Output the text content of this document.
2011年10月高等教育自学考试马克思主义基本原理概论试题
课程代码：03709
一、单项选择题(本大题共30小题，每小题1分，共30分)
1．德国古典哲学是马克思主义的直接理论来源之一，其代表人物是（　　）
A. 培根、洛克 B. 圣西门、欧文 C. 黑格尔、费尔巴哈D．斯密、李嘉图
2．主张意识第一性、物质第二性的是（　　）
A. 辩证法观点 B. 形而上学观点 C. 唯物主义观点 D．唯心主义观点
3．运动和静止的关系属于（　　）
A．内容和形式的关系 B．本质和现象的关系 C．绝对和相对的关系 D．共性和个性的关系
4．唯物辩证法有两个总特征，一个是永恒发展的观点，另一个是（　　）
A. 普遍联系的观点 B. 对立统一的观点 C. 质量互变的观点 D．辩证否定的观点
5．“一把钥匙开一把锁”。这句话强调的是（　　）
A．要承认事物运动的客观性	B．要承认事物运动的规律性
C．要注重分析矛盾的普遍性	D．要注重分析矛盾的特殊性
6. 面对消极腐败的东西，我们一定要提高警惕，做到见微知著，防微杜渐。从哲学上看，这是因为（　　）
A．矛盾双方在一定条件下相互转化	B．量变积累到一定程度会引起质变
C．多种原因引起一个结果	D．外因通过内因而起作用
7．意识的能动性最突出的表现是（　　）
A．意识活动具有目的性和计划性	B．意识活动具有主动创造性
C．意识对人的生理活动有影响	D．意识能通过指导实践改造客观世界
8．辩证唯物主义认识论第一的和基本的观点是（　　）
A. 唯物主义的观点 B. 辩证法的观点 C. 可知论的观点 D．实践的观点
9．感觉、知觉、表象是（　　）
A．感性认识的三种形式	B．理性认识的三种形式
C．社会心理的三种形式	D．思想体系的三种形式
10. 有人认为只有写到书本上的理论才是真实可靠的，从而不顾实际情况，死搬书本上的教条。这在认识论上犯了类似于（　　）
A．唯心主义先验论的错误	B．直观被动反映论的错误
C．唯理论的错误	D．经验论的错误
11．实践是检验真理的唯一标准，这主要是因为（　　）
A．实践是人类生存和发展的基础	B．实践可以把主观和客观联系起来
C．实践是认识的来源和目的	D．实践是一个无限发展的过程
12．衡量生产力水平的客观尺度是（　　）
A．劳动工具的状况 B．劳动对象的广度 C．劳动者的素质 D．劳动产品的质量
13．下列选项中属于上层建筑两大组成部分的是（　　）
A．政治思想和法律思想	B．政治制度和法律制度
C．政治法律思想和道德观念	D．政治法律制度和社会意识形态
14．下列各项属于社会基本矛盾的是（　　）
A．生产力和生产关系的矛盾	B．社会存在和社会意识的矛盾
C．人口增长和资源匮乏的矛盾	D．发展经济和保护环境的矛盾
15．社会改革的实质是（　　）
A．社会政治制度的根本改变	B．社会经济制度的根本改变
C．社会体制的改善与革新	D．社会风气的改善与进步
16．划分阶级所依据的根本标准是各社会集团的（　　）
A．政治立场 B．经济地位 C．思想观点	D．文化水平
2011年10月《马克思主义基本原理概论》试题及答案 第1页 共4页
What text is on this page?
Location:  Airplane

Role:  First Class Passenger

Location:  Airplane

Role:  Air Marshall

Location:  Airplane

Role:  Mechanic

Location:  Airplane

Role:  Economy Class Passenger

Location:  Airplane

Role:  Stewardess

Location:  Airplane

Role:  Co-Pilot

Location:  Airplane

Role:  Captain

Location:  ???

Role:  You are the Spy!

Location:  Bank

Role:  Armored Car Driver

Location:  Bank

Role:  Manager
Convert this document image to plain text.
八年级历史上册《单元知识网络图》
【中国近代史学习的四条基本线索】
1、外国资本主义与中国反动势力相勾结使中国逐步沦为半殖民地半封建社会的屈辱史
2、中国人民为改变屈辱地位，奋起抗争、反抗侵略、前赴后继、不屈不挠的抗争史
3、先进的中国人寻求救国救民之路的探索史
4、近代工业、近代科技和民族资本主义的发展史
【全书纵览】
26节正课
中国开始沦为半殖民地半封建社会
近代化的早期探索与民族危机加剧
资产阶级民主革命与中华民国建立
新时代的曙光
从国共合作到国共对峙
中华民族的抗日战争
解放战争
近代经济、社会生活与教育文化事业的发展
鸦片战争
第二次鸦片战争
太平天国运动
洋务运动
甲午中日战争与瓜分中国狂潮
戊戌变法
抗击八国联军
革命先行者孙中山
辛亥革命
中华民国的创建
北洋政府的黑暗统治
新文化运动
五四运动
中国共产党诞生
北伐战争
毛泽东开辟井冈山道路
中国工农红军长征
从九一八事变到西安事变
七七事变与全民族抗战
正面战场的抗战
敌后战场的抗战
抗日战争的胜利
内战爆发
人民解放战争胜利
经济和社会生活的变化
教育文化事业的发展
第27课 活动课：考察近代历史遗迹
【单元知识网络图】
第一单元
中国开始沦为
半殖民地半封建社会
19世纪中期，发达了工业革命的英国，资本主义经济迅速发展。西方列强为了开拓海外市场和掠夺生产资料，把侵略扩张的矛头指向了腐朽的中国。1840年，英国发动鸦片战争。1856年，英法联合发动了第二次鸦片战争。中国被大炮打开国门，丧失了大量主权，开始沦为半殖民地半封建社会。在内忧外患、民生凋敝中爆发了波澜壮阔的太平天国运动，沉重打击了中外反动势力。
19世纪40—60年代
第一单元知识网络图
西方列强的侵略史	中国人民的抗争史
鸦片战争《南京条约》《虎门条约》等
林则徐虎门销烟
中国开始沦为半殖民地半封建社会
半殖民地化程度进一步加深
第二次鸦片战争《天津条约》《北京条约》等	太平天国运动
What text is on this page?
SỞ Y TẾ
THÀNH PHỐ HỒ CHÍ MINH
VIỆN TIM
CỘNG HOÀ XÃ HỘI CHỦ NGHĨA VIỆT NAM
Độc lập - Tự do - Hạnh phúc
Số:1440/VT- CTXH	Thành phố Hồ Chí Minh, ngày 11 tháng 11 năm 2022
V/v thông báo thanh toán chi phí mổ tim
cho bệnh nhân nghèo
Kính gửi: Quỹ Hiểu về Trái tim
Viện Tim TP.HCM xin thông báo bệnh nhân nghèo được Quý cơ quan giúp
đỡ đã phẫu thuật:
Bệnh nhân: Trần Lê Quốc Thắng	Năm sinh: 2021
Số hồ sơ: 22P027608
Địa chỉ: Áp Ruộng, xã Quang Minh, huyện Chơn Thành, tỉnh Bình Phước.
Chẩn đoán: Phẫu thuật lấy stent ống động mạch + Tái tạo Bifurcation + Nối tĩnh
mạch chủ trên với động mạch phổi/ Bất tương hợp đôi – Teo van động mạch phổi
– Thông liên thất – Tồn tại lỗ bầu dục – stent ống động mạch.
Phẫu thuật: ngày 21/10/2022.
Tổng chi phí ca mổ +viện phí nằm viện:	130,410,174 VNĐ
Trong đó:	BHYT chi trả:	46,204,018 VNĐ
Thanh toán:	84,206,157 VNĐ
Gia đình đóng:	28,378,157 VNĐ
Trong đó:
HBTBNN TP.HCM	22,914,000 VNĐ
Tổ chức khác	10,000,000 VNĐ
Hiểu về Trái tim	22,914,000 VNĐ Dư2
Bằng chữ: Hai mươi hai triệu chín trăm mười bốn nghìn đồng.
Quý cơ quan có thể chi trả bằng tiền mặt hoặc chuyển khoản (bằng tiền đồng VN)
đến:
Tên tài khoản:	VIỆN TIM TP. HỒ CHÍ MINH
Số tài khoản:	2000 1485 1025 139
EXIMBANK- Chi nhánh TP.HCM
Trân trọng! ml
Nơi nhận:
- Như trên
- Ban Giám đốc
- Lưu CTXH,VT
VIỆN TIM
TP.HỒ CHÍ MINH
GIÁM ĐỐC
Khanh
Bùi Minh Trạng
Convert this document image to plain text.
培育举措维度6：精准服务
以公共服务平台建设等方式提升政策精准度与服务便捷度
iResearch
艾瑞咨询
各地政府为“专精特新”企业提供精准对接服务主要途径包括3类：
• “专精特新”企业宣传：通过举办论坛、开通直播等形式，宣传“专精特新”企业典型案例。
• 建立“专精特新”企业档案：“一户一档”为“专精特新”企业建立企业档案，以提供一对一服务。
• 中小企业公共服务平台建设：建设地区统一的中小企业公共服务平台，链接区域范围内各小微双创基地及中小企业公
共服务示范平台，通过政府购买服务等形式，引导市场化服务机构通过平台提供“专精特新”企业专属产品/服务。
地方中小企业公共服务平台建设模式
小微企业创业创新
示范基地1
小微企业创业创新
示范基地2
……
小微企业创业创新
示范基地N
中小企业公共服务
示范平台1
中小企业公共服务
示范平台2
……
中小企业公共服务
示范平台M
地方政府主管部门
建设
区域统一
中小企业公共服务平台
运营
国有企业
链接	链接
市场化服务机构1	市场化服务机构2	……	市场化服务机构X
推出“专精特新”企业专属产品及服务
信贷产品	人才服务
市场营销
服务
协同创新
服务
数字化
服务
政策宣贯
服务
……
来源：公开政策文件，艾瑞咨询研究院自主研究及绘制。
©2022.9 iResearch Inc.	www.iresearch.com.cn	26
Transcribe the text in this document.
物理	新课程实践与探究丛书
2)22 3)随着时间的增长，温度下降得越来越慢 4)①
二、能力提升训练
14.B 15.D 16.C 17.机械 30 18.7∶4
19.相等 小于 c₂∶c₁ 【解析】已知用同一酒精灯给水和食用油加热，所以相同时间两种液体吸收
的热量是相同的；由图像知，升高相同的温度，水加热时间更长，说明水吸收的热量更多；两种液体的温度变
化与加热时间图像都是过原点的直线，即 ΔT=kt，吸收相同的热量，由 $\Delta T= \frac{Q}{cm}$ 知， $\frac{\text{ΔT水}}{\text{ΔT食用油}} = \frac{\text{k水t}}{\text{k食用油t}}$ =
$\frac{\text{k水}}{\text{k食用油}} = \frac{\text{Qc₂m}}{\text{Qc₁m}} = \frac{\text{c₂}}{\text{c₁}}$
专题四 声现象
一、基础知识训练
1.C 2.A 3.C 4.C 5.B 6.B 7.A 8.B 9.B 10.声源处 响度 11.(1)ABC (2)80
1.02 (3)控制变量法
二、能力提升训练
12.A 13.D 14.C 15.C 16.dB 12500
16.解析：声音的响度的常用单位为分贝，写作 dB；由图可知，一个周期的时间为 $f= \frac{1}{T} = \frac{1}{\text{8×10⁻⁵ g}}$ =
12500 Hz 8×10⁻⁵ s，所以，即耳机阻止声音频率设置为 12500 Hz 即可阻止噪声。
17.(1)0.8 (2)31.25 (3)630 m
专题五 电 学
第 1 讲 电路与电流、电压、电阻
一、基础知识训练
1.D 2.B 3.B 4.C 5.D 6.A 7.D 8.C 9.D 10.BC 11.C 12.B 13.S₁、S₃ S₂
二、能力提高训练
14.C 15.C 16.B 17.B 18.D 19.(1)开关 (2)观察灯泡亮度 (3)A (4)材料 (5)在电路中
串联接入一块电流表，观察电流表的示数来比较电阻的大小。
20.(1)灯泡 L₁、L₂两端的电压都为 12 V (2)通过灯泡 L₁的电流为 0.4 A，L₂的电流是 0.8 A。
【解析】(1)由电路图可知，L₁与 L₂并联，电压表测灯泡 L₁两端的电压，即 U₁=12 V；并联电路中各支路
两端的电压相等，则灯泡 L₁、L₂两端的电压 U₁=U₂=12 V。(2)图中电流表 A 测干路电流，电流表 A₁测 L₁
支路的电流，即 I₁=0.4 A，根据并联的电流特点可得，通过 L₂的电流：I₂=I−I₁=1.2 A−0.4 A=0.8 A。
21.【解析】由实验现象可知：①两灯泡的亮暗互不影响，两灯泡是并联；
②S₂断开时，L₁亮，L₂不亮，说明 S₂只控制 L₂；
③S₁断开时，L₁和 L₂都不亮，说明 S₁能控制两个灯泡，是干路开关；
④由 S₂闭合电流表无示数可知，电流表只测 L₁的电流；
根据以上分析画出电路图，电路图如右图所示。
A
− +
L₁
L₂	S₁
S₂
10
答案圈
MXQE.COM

.....

- **DESCRIPTION OF THE TASK**:
Tally the lines of the records holding the word "Trái", then state only the tally.

- **OUTPUT FOR THIS TASK**:
2